• _WORK TO COMPLETE_:
Show every row that contains the string "redo", matching its capitalization.

Rows from a dataset
================================

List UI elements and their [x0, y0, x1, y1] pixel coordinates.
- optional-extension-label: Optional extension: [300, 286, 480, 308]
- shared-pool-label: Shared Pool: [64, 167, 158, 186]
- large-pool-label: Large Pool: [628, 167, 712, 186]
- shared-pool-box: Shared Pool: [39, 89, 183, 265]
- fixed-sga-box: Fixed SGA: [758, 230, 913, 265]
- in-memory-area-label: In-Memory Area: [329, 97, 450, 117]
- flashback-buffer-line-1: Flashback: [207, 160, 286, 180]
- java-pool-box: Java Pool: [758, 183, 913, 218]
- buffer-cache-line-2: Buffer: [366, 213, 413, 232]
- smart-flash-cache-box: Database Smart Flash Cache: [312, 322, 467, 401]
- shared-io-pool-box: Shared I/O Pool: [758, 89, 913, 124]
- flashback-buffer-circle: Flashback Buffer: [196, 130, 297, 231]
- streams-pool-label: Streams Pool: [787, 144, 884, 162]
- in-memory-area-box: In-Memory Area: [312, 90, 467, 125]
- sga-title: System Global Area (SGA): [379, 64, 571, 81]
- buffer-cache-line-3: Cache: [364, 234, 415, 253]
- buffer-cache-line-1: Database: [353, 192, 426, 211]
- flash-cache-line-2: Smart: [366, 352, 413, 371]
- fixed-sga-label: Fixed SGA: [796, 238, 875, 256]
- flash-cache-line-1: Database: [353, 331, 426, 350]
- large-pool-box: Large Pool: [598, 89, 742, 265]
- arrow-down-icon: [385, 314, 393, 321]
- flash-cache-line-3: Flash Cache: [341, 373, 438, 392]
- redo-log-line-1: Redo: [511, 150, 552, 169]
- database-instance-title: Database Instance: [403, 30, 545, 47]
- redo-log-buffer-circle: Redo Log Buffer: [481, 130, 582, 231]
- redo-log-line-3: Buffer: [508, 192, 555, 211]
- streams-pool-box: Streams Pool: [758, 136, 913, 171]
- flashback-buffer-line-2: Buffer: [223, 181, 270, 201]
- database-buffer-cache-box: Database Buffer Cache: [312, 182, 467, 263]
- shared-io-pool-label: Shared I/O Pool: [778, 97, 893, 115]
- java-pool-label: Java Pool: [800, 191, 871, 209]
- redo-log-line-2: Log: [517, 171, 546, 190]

================================

• _EXERCISE ANSWER_:
- redo-log-line-1: Redo: [511, 150, 552, 169]
- redo-log-buffer-circle: Redo Log Buffer: [481, 130, 582, 231]
- redo-log-line-3: Buffer: [508, 192, 555, 211]
- redo-log-line-2: Log: [517, 171, 546, 190]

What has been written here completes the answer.